*Provided passage*:
Is that a problem of my machine or an issue in GPy?

Thanks for your tips...

GP model predict

The predict function returns variances that have dimension model.D even if (due to covariance definition) the output variances are identical in all output dimensions. This will lead to memory issues when GPLVM variances are required for models fitted to very high dimensional outputs. Can we return (as the MATLAB code does) a num_data*1 vector of variances for this case?

"Cross terms" for psi2 statistics

Adding together kernel functions (kernparts) brings up some extra interaction terms when computing the psi2 matrix. We're not computing these right now.

Note that they're not needed for a single covariance function combined with white noise, just when you're combining say rbf with linear.

tied and fixed params at kernel level

The computation of gradients does not work when the kernel's parameters are tied or fixed.

import numpy as np
import GPy

K = GPy.kern.rbf(5, ARD=True)

*Tasks for this exercise*:
1. Summarize the GPy issue text in two sentences.
2. In the GPy issue text, in which case are the "cross terms" for psi2 statistics not needed?

*Material supplied*:
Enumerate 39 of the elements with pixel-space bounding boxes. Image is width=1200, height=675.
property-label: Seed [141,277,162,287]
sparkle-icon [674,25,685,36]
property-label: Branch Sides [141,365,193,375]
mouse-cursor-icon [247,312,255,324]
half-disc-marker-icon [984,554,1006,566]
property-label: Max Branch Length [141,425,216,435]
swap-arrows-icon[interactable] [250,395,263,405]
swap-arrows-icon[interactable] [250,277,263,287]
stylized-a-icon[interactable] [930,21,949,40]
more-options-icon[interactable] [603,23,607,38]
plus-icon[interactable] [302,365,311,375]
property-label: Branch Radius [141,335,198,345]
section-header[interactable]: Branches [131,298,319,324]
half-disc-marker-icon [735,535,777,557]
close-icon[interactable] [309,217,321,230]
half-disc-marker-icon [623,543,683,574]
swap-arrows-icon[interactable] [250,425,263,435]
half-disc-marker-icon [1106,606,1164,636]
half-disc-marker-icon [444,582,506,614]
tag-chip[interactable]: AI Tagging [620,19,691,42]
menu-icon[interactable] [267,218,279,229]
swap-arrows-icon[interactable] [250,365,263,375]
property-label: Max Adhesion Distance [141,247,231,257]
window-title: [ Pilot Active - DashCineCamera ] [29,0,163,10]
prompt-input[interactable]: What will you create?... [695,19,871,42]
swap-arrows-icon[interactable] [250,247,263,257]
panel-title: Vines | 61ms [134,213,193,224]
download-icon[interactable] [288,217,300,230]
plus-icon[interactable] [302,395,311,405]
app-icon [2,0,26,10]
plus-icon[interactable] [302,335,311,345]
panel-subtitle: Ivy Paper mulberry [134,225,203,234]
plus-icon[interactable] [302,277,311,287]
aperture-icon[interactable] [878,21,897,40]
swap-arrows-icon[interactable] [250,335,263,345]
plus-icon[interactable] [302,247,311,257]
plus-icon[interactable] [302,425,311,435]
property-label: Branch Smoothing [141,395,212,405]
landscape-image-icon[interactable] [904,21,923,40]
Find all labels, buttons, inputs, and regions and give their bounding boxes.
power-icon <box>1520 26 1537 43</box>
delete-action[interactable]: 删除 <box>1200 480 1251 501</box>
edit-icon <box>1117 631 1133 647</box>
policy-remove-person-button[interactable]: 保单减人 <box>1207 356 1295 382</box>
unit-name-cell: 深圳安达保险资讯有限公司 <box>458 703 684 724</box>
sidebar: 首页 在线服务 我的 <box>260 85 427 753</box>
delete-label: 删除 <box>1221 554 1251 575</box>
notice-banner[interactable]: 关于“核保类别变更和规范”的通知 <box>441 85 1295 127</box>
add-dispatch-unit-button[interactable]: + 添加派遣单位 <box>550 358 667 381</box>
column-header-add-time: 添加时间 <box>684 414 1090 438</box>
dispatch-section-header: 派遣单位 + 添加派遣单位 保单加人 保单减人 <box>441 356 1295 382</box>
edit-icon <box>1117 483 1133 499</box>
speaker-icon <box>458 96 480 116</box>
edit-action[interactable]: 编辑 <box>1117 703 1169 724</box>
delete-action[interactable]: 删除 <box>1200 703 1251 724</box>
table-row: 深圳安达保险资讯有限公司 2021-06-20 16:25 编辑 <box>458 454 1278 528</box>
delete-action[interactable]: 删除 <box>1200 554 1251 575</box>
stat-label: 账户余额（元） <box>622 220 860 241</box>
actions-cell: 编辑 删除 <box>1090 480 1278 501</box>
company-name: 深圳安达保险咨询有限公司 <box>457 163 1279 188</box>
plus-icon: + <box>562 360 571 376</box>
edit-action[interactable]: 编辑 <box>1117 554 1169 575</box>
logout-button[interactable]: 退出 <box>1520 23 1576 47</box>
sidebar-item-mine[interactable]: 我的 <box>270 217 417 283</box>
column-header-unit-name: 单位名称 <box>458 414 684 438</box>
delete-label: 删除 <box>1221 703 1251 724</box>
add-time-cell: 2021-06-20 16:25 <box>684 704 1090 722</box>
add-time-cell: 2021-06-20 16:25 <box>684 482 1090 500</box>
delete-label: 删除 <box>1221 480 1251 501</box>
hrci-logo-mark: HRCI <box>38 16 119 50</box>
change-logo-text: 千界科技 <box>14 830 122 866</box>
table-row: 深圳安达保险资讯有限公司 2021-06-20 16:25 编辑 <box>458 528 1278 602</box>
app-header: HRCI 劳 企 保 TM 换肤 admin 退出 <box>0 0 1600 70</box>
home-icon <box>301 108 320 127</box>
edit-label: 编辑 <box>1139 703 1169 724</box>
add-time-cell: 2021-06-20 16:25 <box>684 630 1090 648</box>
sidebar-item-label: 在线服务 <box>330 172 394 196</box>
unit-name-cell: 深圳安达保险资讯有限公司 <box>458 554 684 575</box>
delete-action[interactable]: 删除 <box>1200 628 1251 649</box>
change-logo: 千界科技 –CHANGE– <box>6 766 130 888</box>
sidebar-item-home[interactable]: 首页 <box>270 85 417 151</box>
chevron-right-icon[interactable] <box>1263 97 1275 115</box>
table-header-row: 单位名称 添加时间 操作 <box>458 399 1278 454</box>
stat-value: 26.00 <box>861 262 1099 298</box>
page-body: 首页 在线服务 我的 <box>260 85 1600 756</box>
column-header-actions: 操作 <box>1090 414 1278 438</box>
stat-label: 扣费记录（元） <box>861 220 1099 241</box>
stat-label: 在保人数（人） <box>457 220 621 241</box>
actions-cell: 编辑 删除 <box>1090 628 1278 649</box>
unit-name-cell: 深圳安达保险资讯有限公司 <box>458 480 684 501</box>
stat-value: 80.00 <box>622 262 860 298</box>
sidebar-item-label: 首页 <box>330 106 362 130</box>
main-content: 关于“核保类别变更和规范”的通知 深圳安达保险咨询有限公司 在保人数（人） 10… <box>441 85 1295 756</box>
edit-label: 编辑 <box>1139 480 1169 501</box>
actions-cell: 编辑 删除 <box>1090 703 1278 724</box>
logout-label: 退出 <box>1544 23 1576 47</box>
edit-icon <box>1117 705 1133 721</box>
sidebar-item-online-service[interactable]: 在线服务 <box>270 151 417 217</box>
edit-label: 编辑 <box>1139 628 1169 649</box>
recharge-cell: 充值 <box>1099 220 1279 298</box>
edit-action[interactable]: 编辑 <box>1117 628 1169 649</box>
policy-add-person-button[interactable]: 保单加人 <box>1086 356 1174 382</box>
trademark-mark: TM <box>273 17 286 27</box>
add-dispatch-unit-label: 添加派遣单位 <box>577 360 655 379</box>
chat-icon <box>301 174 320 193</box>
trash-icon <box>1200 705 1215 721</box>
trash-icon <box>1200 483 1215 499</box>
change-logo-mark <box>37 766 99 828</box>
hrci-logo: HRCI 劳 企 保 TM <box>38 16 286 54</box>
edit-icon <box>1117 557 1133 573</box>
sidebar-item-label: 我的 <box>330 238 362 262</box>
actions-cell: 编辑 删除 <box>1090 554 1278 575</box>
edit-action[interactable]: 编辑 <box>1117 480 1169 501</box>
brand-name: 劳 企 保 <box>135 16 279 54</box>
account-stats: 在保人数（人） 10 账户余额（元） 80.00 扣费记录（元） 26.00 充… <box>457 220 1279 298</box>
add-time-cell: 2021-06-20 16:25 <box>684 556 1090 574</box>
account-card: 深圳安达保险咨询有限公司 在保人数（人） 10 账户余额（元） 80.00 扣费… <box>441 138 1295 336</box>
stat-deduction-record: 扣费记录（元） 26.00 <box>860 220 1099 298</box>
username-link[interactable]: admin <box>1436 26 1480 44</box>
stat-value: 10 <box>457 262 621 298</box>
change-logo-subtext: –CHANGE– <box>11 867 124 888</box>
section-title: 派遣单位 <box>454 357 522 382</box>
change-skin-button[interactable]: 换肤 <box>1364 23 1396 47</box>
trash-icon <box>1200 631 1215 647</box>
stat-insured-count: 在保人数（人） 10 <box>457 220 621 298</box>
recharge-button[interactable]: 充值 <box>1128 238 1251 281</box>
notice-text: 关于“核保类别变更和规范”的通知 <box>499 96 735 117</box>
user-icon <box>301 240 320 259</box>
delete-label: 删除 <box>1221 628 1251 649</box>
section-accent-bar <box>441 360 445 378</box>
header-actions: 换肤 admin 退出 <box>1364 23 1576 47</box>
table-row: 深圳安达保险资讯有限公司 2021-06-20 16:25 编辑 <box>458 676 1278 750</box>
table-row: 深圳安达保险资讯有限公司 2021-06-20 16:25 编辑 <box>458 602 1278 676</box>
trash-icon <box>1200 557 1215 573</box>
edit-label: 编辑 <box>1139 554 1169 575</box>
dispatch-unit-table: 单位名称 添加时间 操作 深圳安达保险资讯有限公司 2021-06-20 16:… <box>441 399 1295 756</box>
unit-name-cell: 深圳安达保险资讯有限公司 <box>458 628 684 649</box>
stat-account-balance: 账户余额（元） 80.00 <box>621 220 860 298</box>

*Exercise results*:
1. GPy's predict function returns variances of dimension model.D even when they are identical in every output dimension, which will cause memory problems for GPLVM models fitted to very high dimensional outputs, so the text asks whether a num_data*1 vector of variances could be returned as the MATLAB code does. It also notes that the extra interaction terms arising in the psi2 matrix when kernel functions are added together are not being computed, and that gradient computation does not work when a kernel's parameters are tied or fixed.

2. They are not needed for a single covariance function combined with white noise.